Problem description
Can you write out all of the material below, word for word?

%%

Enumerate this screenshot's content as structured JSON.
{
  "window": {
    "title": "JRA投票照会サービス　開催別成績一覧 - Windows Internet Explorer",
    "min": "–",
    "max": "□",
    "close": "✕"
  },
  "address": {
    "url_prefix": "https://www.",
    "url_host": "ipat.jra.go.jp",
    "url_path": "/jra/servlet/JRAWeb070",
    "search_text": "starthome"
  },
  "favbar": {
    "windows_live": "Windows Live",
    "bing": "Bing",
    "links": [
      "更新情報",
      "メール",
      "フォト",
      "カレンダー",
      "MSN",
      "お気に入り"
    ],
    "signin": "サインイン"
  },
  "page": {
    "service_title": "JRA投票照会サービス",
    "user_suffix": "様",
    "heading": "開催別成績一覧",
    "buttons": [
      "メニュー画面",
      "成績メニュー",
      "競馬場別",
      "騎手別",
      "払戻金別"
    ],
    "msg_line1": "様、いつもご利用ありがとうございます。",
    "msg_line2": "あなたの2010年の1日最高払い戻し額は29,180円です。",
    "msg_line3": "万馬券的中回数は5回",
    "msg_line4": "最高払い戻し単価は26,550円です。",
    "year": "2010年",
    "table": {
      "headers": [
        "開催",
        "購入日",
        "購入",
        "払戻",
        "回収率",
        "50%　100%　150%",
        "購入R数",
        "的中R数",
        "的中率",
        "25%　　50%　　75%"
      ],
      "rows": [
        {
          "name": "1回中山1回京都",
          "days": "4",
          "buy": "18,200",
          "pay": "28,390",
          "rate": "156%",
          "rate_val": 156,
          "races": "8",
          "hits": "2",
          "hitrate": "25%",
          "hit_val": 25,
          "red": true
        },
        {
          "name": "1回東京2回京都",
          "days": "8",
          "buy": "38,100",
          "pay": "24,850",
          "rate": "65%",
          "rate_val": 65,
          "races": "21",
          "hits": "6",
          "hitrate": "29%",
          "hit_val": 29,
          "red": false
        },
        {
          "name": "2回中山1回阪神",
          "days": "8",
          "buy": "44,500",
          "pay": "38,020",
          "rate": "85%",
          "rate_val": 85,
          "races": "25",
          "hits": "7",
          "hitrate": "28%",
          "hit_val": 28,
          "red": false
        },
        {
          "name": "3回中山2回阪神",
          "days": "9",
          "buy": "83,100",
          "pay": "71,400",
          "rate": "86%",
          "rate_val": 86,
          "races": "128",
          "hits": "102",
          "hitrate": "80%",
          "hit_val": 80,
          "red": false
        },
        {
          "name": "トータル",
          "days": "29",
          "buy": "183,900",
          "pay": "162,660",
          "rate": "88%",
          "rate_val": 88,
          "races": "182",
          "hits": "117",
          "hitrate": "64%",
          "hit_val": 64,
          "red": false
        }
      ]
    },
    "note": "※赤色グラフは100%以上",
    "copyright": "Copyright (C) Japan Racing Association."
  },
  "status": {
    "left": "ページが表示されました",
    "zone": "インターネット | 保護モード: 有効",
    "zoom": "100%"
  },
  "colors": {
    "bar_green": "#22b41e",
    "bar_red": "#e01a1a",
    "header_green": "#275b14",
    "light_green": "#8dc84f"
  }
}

%%

Completed exercise
Enumerate this screenshot's content as structured JSON.
{
  "window": {
    "title": "JRA投票照会サービス　開催別成績一覧 - Windows Internet Explorer",
    "min": "–",
    "max": "□",
    "close": "✕"
  },
  "address": {
    "url_prefix": "https://www.",
    "url_host": "ipat.jra.go.jp",
    "url_path": "/jra/servlet/JRAWeb070",
    "search_text": "starthome"
  },
  "favbar": {
    "windows_live": "Windows Live",
    "bing": "Bing",
    "links": [
      "更新情報",
      "メール",
      "フォト",
      "カレンダー",
      "MSN",
      "お気に入り"
    ],
    "signin": "サインイン"
  },
  "page": {
    "service_title": "JRA投票照会サービス",
    "user_suffix": "様",
    "heading": "開催別成績一覧",
    "buttons": [
      "メニュー画面",
      "成績メニュー",
      "競馬場別",
      "騎手別",
      "払戻金別"
    ],
    "msg_line1": "様、いつもご利用ありがとうございます。",
    "msg_line2": "あなたの2010年の1日最高払い戻し額は29,180円です。",
    "msg_line3": "万馬券的中回数は5回",
    "msg_line4": "最高払い戻し単価は26,550円です。",
    "year": "2010年",
    "table": {
      "headers": [
        "開催",
        "購入日",
        "購入",
        "払戻",
        "回収率",
        "50%　100%　150%",
        "購入R数",
        "的中R数",
        "的中率",
        "25%　　50%　　75%"
      ],
      "rows": [
        {
          "name": "1回中山1回京都",
          "days": "4",
          "buy": "18,200",
          "pay": "28,390",
          "rate": "156%",
          "rate_val": 156,
          "races": "8",
          "hits": "2",
          "hitrate": "25%",
          "hit_val": 25,
          "red": true
        },
        {
          "name": "1回東京2回京都",
          "days": "8",
          "buy": "38,100",
          "pay": "24,850",
          "rate": "65%",
          "rate_val": 65,
          "races": "21",
          "hits": "6",
          "hitrate": "29%",
          "hit_val": 29,
          "red": false
        },
        {
          "name": "2回中山1回阪神",
          "days": "8",
          "buy": "44,500",
          "pay": "38,020",
          "rate": "85%",
          "rate_val": 85,
          "races": "25",
          "hits": "7",
          "hitrate": "28%",
          "hit_val": 28,
          "red": false
        },
        {
          "name": "3回中山2回阪神",
          "days": "9",
          "buy": "83,100",
          "pay": "71,400",
          "rate": "86%",
          "rate_val": 86,
          "races": "128",
          "hits": "102",
          "hitrate": "80%",
          "hit_val": 80,
          "red": false
        },
        {
          "name": "トータル",
          "days": "29",
          "buy": "183,900",
          "pay": "162,660",
          "rate": "88%",
          "rate_val": 88,
          "races": "182",
          "hits": "117",
          "hitrate": "64%",
          "hit_val": 64,
          "red": false
        }
      ]
    },
    "note": "※赤色グラフは100%以上",
    "copyright": "Copyright (C) Japan Racing Association."
  },
  "status": {
    "left": "ページが表示されました",
    "zone": "インターネット | 保護モード: 有効",
    "zoom": "100%"
  },
  "colors": {
    "bar_green": "#22b41e",
    "bar_red": "#e01a1a",
    "header_green": "#275b14",
    "light_green": "#8dc84f"
  }
}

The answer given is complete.